SET TASK: Copy out each line of the data holding "amount".

DATA EXTRACT:
# # # #

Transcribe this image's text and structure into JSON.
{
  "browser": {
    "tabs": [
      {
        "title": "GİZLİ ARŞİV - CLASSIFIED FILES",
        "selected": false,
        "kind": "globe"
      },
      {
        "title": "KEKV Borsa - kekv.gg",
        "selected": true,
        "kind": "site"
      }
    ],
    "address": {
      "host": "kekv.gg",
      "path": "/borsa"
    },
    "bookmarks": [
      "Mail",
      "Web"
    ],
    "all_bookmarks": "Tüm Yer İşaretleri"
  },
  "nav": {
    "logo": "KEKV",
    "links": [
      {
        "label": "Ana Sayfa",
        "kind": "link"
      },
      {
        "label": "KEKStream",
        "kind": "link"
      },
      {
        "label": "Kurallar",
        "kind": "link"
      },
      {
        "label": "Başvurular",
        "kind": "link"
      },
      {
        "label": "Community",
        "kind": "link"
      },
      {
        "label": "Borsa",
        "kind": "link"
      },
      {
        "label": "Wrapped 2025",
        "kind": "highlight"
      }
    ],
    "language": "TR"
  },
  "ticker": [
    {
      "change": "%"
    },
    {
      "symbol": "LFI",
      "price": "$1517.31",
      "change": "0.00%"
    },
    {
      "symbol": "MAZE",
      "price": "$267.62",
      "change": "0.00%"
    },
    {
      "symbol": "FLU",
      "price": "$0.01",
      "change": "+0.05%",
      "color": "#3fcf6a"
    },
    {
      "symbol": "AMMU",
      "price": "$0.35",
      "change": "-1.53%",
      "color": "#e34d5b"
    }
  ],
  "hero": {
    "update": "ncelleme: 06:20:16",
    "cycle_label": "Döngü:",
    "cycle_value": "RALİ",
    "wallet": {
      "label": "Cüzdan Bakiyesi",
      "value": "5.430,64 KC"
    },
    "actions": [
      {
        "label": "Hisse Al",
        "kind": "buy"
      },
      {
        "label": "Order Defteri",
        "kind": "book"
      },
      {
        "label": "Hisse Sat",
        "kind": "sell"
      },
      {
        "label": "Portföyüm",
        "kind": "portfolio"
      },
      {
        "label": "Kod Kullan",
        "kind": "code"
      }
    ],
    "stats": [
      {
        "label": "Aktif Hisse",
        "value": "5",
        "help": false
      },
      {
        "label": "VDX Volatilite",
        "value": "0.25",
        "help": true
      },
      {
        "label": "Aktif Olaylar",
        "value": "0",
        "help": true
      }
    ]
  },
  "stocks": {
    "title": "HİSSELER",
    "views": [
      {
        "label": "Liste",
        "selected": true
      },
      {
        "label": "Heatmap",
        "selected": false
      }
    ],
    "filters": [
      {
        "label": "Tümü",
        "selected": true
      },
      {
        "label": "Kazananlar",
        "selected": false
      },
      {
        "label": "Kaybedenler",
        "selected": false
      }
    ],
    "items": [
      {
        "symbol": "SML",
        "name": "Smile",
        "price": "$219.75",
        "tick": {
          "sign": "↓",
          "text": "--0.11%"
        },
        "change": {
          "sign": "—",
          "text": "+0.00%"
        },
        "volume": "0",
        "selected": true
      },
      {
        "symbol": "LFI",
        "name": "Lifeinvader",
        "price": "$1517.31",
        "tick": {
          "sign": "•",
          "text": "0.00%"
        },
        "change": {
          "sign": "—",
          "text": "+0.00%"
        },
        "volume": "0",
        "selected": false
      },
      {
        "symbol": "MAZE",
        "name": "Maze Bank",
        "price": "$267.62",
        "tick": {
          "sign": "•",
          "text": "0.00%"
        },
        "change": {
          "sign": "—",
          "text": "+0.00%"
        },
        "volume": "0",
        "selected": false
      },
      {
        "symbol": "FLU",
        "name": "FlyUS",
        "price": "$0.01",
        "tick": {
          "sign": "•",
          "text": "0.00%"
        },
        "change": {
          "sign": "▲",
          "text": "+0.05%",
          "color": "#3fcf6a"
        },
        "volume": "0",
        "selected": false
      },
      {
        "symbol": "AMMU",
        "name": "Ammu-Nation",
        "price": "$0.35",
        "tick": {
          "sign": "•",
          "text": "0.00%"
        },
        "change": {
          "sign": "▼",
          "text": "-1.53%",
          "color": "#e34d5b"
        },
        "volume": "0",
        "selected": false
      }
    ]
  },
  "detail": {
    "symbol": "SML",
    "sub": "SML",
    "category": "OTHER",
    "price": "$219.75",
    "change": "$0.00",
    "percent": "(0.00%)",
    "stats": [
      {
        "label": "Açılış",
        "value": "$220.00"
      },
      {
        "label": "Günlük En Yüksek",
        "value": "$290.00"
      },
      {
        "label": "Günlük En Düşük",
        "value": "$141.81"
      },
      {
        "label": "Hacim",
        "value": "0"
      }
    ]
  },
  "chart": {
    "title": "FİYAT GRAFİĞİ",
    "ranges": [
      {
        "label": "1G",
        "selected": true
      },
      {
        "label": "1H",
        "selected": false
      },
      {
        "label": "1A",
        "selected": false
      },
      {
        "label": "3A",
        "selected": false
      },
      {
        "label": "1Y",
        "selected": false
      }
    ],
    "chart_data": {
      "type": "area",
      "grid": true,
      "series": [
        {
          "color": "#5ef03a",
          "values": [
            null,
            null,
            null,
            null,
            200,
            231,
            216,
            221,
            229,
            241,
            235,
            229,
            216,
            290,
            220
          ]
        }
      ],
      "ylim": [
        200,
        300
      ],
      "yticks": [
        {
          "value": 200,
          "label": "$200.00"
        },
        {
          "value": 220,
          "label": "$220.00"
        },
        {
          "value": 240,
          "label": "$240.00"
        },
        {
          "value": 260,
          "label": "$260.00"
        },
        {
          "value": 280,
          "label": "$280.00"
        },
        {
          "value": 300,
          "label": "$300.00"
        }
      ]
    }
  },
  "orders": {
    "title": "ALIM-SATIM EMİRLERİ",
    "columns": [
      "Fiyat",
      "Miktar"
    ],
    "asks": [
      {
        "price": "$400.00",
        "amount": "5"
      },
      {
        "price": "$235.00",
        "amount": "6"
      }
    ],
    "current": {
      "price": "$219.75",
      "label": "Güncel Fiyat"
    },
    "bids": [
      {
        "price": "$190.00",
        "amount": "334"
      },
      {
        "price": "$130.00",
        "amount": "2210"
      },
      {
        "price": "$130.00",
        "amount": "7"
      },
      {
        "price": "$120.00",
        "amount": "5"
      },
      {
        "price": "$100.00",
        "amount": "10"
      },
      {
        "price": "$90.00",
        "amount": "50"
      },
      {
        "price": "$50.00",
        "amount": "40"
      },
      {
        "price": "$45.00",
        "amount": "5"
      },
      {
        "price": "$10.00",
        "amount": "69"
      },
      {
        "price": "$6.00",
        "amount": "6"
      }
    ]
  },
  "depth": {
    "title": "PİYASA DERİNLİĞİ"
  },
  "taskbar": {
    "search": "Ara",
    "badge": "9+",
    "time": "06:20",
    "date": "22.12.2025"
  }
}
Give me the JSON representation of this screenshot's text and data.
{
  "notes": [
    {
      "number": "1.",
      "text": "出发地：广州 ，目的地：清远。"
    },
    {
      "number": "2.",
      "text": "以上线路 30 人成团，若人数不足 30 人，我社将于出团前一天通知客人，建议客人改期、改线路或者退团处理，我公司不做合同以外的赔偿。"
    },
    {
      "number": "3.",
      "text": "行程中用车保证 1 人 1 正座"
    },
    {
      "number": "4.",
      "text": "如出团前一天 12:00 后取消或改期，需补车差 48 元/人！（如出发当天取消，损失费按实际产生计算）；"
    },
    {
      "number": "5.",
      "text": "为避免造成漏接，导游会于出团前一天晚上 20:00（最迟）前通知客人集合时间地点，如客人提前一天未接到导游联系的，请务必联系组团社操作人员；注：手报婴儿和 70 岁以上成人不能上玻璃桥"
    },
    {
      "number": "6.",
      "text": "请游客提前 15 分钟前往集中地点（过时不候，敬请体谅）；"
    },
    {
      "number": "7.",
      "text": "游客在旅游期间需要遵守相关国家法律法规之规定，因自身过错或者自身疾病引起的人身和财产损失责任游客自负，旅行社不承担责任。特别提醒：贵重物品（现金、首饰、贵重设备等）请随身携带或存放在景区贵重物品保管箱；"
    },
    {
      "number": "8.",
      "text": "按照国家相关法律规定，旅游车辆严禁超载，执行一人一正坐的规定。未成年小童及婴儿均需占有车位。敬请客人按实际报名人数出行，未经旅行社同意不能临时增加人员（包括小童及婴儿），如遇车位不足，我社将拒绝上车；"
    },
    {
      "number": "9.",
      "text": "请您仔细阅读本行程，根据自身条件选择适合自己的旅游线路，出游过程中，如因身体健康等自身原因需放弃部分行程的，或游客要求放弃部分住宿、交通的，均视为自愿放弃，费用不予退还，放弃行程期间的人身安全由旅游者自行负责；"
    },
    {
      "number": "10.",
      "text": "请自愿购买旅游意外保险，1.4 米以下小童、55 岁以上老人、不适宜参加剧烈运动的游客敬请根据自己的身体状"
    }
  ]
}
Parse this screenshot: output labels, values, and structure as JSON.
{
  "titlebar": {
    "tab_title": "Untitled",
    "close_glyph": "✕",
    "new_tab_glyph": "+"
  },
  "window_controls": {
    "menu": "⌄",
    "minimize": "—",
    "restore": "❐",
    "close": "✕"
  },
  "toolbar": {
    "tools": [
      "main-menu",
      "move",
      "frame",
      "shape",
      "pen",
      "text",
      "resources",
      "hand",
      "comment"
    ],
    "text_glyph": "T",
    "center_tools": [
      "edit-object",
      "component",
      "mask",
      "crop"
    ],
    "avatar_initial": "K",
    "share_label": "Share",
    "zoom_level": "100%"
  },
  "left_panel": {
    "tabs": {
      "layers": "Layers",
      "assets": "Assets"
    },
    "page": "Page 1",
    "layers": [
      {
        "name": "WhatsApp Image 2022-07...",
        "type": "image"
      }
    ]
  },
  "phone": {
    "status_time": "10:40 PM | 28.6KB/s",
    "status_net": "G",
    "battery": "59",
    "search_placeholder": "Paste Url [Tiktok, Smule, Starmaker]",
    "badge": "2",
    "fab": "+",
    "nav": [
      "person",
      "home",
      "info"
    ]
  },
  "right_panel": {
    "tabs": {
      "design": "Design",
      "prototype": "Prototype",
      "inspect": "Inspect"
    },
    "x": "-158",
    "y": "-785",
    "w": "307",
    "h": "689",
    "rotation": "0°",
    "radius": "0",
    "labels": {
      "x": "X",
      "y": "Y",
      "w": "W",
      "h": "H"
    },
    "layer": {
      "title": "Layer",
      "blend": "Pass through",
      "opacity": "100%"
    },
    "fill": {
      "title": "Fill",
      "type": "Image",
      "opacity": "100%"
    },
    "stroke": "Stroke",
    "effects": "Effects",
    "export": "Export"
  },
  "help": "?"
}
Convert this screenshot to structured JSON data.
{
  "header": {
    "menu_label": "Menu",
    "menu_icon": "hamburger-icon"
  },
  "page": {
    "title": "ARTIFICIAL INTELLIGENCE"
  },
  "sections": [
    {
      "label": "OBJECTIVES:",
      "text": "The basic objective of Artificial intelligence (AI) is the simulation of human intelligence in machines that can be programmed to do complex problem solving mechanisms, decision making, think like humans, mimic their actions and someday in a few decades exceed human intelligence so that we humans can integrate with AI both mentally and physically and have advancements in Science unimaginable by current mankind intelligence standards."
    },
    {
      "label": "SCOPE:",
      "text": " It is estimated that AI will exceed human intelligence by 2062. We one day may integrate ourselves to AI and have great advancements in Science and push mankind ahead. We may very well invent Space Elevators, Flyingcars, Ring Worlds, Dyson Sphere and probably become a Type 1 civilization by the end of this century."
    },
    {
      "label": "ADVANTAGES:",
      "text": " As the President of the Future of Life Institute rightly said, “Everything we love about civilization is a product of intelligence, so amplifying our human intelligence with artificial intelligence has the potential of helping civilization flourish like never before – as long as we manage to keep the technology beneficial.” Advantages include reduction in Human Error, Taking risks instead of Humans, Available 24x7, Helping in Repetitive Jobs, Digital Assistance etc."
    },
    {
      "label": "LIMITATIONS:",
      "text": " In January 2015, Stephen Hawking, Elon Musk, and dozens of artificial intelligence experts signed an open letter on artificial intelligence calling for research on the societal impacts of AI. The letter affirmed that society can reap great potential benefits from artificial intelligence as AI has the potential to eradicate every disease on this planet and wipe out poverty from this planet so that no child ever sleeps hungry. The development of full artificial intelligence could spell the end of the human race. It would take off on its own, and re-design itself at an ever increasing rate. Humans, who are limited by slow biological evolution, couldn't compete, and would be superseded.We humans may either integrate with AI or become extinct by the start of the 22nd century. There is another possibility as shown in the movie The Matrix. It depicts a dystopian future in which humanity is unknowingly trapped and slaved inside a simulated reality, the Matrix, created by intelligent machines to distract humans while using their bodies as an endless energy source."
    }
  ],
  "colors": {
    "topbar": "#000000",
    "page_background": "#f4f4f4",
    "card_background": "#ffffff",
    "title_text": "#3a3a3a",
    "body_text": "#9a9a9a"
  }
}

# # # #

FINAL RESULT:
        "amount": "5"
        "amount": "6"
        "amount": "334"
        "amount": "2210"
        "amount": "7"
        "amount": "5"
        "amount": "10"
        "amount": "50"
        "amount": "40"
        "amount": "5"
        "amount": "69"
        "amount": "6"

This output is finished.